Find the number of lines in these records where the word "message" appears. Reply with that number and nothing more.

● RECORDS FOR THE TASK
----------

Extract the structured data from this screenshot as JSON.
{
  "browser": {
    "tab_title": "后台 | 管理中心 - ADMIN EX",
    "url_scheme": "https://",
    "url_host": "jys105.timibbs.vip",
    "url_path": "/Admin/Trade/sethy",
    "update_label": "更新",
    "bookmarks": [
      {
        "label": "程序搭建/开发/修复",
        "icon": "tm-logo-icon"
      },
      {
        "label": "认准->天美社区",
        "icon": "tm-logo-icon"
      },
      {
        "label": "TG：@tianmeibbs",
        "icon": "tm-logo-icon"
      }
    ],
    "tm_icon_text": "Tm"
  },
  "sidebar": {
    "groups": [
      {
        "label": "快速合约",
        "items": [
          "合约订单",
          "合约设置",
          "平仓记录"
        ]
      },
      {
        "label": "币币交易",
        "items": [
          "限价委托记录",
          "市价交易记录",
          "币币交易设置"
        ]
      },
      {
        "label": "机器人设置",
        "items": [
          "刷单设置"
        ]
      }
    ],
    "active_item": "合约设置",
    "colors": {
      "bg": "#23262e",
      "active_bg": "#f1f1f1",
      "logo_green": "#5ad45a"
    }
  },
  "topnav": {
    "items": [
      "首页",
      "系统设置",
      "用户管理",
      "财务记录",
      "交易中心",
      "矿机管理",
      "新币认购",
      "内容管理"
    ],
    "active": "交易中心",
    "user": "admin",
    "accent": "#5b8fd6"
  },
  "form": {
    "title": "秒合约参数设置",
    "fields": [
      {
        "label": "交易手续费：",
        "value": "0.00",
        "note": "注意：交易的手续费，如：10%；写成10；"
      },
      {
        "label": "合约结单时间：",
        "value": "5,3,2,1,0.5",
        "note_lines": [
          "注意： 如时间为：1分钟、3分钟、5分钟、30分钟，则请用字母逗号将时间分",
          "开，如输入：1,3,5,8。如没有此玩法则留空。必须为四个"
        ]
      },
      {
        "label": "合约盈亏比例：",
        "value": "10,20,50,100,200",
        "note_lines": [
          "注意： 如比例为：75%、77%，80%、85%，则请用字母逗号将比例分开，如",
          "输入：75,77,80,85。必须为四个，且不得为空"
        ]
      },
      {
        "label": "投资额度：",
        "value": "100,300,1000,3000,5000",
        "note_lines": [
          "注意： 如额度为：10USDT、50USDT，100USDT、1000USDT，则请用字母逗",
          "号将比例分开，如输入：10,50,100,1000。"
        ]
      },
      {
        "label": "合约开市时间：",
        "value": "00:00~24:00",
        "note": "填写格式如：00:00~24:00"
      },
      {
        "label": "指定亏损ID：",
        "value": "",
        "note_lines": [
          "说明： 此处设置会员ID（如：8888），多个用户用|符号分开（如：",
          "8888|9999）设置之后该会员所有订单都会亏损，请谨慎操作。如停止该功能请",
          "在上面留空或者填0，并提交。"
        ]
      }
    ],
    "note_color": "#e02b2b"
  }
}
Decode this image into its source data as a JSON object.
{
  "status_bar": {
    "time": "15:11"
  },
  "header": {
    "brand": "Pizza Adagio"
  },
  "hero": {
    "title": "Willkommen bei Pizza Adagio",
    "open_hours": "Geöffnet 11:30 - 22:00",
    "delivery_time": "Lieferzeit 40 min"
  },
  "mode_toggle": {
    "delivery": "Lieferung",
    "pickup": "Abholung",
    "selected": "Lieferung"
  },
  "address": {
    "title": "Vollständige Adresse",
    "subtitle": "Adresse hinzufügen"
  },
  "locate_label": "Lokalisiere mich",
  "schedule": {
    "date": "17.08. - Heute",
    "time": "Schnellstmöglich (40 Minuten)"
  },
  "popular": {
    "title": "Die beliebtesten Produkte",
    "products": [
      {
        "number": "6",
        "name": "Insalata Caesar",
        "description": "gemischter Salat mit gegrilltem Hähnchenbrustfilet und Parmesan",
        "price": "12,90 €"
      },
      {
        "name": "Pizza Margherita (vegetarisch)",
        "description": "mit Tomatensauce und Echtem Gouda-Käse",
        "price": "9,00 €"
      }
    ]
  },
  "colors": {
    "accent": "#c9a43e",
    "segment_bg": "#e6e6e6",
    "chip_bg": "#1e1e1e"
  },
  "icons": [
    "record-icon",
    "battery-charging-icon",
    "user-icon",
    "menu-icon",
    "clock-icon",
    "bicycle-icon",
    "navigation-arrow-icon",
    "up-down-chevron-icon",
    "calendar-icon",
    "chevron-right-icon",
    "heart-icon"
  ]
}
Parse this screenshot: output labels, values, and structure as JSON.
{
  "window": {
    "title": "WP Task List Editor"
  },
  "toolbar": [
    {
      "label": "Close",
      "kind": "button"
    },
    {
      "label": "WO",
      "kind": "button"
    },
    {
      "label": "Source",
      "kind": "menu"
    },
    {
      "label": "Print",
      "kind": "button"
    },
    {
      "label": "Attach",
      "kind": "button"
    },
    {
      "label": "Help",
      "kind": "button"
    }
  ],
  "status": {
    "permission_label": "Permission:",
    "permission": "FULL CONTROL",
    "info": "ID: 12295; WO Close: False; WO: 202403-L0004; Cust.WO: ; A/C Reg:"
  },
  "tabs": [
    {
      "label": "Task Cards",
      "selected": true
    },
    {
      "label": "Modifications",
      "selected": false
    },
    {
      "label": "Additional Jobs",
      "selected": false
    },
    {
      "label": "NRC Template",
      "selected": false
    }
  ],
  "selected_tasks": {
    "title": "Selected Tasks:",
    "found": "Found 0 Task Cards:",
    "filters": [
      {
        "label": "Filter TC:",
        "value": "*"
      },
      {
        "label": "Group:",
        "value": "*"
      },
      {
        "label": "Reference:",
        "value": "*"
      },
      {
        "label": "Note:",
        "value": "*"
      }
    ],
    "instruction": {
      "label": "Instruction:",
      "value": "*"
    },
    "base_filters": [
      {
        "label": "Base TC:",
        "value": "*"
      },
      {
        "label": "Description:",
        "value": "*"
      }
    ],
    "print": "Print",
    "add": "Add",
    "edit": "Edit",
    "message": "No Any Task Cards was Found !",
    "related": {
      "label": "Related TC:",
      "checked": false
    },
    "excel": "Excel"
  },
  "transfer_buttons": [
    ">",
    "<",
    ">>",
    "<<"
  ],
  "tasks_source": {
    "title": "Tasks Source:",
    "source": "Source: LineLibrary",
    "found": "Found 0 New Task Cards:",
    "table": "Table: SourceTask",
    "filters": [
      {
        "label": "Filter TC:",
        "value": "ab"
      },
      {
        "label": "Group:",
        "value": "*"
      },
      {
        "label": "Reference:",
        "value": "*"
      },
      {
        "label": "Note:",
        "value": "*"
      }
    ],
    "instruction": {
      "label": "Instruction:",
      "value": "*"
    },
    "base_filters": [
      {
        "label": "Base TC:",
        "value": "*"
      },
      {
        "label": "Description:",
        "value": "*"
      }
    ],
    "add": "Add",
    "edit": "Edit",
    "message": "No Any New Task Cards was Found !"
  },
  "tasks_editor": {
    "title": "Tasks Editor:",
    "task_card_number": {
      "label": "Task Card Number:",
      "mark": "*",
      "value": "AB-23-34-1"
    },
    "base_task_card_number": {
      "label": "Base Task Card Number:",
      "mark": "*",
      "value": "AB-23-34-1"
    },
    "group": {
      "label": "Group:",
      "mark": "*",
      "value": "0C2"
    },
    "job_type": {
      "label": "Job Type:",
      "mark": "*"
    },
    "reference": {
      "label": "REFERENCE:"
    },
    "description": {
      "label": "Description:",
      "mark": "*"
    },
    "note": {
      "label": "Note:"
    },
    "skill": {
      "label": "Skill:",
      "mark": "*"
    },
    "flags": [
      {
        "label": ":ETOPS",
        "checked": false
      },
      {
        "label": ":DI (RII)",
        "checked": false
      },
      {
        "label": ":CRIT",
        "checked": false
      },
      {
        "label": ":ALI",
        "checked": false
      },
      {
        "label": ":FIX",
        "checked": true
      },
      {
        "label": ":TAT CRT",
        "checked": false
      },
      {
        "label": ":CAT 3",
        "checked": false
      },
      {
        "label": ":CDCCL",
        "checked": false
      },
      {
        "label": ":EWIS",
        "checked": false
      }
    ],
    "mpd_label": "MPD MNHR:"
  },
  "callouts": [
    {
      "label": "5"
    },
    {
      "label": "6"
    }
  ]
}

----------

● THE SOLUTION
2